Task goal -
Please return each line of the records below verbatim, in the same order, without changing a single character.
-------------------------
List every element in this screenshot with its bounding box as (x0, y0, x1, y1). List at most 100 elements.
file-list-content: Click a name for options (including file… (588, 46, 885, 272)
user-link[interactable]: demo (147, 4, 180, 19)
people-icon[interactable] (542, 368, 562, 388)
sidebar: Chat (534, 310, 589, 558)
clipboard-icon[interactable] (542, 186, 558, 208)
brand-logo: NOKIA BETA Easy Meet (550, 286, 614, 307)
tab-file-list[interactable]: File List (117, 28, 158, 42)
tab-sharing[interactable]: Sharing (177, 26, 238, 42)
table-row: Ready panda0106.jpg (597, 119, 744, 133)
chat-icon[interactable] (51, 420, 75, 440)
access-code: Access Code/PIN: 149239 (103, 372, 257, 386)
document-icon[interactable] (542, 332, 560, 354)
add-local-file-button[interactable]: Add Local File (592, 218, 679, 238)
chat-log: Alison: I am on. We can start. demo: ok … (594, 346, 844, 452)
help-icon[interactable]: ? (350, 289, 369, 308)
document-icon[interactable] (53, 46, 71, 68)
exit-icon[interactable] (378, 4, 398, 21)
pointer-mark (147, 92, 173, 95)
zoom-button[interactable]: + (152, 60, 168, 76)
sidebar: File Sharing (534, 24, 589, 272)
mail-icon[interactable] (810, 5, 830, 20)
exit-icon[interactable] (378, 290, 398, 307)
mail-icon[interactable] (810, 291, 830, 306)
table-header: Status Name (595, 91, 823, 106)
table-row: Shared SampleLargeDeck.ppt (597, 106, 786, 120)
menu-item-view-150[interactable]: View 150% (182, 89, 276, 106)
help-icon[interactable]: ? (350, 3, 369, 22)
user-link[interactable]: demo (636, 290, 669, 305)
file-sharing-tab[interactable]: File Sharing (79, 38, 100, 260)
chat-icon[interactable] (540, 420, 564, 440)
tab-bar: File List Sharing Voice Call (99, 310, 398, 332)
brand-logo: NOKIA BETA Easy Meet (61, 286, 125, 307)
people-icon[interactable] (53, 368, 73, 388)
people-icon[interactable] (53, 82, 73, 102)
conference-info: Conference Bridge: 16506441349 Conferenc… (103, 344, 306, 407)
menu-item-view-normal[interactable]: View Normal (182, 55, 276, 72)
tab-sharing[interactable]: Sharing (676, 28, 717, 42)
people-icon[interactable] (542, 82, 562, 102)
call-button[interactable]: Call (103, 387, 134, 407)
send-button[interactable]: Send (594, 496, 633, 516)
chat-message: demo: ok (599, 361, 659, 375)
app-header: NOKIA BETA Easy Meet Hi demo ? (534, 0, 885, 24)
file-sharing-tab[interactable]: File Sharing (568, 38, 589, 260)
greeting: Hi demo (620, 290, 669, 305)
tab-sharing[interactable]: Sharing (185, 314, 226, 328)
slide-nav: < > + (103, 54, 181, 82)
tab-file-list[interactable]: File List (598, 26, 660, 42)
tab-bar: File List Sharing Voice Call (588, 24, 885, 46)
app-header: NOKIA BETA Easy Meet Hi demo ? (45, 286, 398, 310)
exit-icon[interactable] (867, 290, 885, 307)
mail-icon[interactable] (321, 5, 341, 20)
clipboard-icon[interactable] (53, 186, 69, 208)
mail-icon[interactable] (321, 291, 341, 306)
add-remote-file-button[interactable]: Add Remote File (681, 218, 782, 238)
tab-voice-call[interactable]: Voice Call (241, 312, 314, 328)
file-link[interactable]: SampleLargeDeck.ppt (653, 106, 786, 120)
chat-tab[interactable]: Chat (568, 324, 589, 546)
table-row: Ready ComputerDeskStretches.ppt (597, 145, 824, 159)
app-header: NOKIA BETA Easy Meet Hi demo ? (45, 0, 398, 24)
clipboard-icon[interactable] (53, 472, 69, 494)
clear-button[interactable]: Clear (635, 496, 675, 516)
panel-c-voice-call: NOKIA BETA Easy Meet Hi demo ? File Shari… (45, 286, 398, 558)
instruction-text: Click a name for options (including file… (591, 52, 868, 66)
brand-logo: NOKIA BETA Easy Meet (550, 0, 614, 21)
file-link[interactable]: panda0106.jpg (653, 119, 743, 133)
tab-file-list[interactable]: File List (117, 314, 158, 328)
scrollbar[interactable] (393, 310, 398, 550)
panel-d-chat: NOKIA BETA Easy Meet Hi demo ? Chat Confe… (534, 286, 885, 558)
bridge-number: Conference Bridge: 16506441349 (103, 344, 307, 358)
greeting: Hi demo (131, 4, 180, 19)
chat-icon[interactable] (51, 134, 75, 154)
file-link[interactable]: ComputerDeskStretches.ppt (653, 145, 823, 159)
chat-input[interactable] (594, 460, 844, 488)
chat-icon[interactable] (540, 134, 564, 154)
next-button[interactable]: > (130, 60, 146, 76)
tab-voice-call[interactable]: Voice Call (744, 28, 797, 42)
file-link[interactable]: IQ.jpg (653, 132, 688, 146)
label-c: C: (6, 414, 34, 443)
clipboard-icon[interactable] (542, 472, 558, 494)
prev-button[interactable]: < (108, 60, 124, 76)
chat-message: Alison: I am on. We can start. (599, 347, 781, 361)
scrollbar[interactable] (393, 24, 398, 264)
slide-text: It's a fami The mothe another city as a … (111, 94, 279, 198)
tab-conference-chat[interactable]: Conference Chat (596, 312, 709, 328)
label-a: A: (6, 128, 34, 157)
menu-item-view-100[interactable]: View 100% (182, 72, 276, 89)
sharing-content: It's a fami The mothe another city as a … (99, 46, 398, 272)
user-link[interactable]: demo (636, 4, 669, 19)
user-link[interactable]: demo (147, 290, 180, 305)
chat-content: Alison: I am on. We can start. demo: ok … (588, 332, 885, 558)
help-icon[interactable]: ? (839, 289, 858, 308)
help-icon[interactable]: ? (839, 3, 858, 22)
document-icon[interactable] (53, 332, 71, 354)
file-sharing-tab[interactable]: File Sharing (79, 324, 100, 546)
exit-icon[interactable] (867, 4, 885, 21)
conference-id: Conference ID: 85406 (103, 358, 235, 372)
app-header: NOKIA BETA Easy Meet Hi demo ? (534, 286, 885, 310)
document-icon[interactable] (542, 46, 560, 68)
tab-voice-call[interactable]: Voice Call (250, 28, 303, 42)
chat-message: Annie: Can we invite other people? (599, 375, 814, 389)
-------------------------
Worked solution -
List every element in this screenshot with its bounding box as (x0, y0, x1, y1). List at most 100 elements.
file-list-content: Click a name for options (including file… (588, 46, 885, 272)
user-link[interactable]: demo (147, 4, 180, 19)
people-icon[interactable] (542, 368, 562, 388)
sidebar: Chat (534, 310, 589, 558)
clipboard-icon[interactable] (542, 186, 558, 208)
brand-logo: NOKIA BETA Easy Meet (550, 286, 614, 307)
tab-file-list[interactable]: File List (117, 28, 158, 42)
tab-sharing[interactable]: Sharing (177, 26, 238, 42)
table-row: Ready panda0106.jpg (597, 119, 744, 133)
chat-icon[interactable] (51, 420, 75, 440)
access-code: Access Code/PIN: 149239 (103, 372, 257, 386)
document-icon[interactable] (542, 332, 560, 354)
add-local-file-button[interactable]: Add Local File (592, 218, 679, 238)
chat-log: Alison: I am on. We can start. demo: ok … (594, 346, 844, 452)
help-icon[interactable]: ? (350, 289, 369, 308)
document-icon[interactable] (53, 46, 71, 68)
exit-icon[interactable] (378, 4, 398, 21)
pointer-mark (147, 92, 173, 95)
zoom-button[interactable]: + (152, 60, 168, 76)
sidebar: File Sharing (534, 24, 589, 272)
mail-icon[interactable] (810, 5, 830, 20)
exit-icon[interactable] (378, 290, 398, 307)
mail-icon[interactable] (810, 291, 830, 306)
table-header: Status Name (595, 91, 823, 106)
table-row: Shared SampleLargeDeck.ppt (597, 106, 786, 120)
menu-item-view-150[interactable]: View 150% (182, 89, 276, 106)
help-icon[interactable]: ? (350, 3, 369, 22)
user-link[interactable]: demo (636, 290, 669, 305)
file-sharing-tab[interactable]: File Sharing (79, 38, 100, 260)
chat-icon[interactable] (540, 420, 564, 440)
tab-bar: File List Sharing Voice Call (99, 310, 398, 332)
brand-logo: NOKIA BETA Easy Meet (61, 286, 125, 307)
people-icon[interactable] (53, 368, 73, 388)
people-icon[interactable] (53, 82, 73, 102)
conference-info: Conference Bridge: 16506441349 Conferenc… (103, 344, 306, 407)
menu-item-view-normal[interactable]: View Normal (182, 55, 276, 72)
tab-sharing[interactable]: Sharing (676, 28, 717, 42)
people-icon[interactable] (542, 82, 562, 102)
call-button[interactable]: Call (103, 387, 134, 407)
send-button[interactable]: Send (594, 496, 633, 516)
chat-message: demo: ok (599, 361, 659, 375)
app-header: NOKIA BETA Easy Meet Hi demo ? (534, 0, 885, 24)
file-sharing-tab[interactable]: File Sharing (568, 38, 589, 260)
greeting: Hi demo (620, 290, 669, 305)
tab-sharing[interactable]: Sharing (185, 314, 226, 328)
slide-nav: < > + (103, 54, 181, 82)
tab-file-list[interactable]: File List (598, 26, 660, 42)
tab-bar: File List Sharing Voice Call (588, 24, 885, 46)
app-header: NOKIA BETA Easy Meet Hi demo ? (45, 286, 398, 310)
exit-icon[interactable] (867, 290, 885, 307)
mail-icon[interactable] (321, 5, 341, 20)
clipboard-icon[interactable] (53, 186, 69, 208)
mail-icon[interactable] (321, 291, 341, 306)
add-remote-file-button[interactable]: Add Remote File (681, 218, 782, 238)
tab-voice-call[interactable]: Voice Call (241, 312, 314, 328)
file-link[interactable]: SampleLargeDeck.ppt (653, 106, 786, 120)
chat-tab[interactable]: Chat (568, 324, 589, 546)
table-row: Ready ComputerDeskStretches.ppt (597, 145, 824, 159)
app-header: NOKIA BETA Easy Meet Hi demo ? (45, 0, 398, 24)
clipboard-icon[interactable] (53, 472, 69, 494)
clear-button[interactable]: Clear (635, 496, 675, 516)
panel-c-voice-call: NOKIA BETA Easy Meet Hi demo ? File Shari… (45, 286, 398, 558)
instruction-text: Click a name for options (including file… (591, 52, 868, 66)
brand-logo: NOKIA BETA Easy Meet (550, 0, 614, 21)
file-link[interactable]: panda0106.jpg (653, 119, 743, 133)
tab-file-list[interactable]: File List (117, 314, 158, 328)
scrollbar[interactable] (393, 310, 398, 550)
panel-d-chat: NOKIA BETA Easy Meet Hi demo ? Chat Confe… (534, 286, 885, 558)
bridge-number: Conference Bridge: 16506441349 (103, 344, 307, 358)
greeting: Hi demo (131, 4, 180, 19)
chat-icon[interactable] (51, 134, 75, 154)
file-link[interactable]: ComputerDeskStretches.ppt (653, 145, 823, 159)
chat-input[interactable] (594, 460, 844, 488)
chat-icon[interactable] (540, 134, 564, 154)
next-button[interactable]: > (130, 60, 146, 76)
tab-voice-call[interactable]: Voice Call (744, 28, 797, 42)
file-link[interactable]: IQ.jpg (653, 132, 688, 146)
label-c: C: (6, 414, 34, 443)
clipboard-icon[interactable] (542, 472, 558, 494)
prev-button[interactable]: < (108, 60, 124, 76)
chat-message: Alison: I am on. We can start. (599, 347, 781, 361)
scrollbar[interactable] (393, 24, 398, 264)
slide-text: It's a fami The mothe another city as a … (111, 94, 279, 198)
tab-conference-chat[interactable]: Conference Chat (596, 312, 709, 328)
label-a: A: (6, 128, 34, 157)
menu-item-view-100[interactable]: View 100% (182, 72, 276, 89)
sharing-content: It's a fami The mothe another city as a … (99, 46, 398, 272)
user-link[interactable]: demo (636, 4, 669, 19)
user-link[interactable]: demo (147, 290, 180, 305)
chat-content: Alison: I am on. We can start. demo: ok … (588, 332, 885, 558)
help-icon[interactable]: ? (839, 289, 858, 308)
help-icon[interactable]: ? (839, 3, 858, 22)
document-icon[interactable] (53, 332, 71, 354)
file-sharing-tab[interactable]: File Sharing (79, 324, 100, 546)
exit-icon[interactable] (867, 4, 885, 21)
conference-id: Conference ID: 85406 (103, 358, 235, 372)
app-header: NOKIA BETA Easy Meet Hi demo ? (534, 286, 885, 310)
document-icon[interactable] (542, 46, 560, 68)
tab-voice-call[interactable]: Voice Call (250, 28, 303, 42)
chat-message: Annie: Can we invite other people? (599, 375, 814, 389)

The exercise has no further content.